---- Material provided

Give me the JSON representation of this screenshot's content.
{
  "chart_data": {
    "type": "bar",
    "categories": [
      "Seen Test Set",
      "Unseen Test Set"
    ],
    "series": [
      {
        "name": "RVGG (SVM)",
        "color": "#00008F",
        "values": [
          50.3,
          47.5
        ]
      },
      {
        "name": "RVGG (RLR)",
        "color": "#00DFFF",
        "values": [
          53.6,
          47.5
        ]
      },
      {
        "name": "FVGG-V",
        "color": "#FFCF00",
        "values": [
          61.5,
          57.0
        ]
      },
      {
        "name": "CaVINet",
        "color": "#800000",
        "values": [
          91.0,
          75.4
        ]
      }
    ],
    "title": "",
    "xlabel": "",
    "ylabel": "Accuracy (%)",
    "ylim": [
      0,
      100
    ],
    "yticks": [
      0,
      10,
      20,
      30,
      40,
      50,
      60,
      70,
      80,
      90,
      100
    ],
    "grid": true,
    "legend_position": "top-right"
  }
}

--------
---- Material provided

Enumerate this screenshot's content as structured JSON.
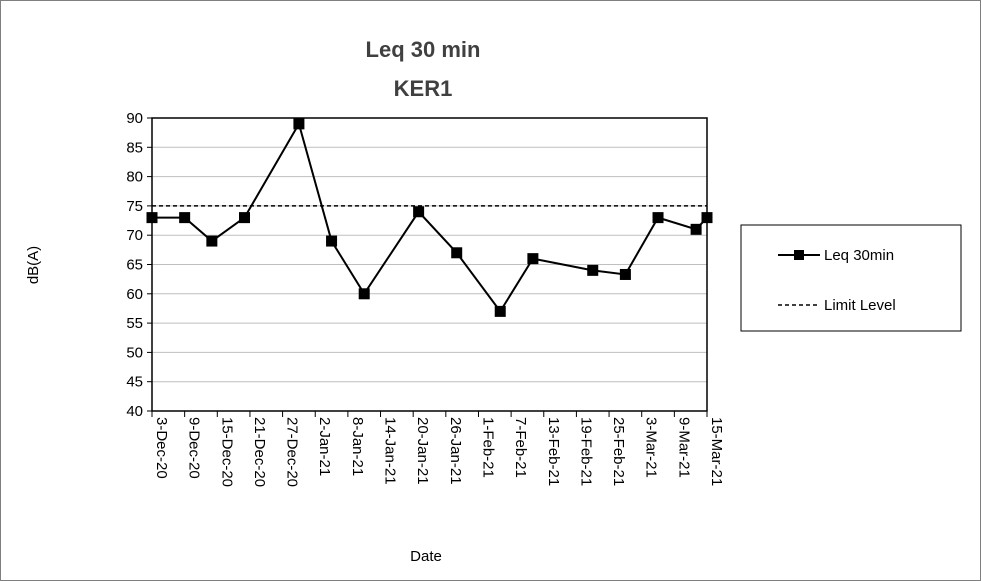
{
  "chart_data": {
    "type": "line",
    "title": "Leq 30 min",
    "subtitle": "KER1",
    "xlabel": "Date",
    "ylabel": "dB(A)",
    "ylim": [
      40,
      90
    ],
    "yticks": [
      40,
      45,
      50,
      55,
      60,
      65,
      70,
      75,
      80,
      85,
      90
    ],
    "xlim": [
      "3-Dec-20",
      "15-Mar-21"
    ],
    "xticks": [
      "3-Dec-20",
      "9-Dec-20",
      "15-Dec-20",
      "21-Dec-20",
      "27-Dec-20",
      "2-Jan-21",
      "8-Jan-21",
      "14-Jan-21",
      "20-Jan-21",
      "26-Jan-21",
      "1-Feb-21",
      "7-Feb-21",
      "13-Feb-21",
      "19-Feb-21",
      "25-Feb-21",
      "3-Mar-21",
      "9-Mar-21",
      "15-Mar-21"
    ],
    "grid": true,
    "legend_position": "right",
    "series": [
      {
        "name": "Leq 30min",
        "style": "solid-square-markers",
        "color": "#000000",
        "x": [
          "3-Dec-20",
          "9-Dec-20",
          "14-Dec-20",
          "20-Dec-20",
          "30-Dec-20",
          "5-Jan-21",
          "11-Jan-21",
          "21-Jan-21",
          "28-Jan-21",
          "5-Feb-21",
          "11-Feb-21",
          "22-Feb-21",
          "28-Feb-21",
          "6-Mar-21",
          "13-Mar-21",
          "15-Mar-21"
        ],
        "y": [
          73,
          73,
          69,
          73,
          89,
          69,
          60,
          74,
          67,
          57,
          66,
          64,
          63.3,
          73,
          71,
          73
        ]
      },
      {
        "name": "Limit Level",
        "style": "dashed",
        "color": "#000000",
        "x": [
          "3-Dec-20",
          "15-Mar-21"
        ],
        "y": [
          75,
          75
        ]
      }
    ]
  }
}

--------

**Task instructions**
Search the entries for the word "color" and copy every line that has it.

**Exercise response**
        "color": "#00008F",
        "color": "#00DFFF",
        "color": "#FFCF00",
        "color": "#800000",
        "color": "#000000",
        "color": "#000000",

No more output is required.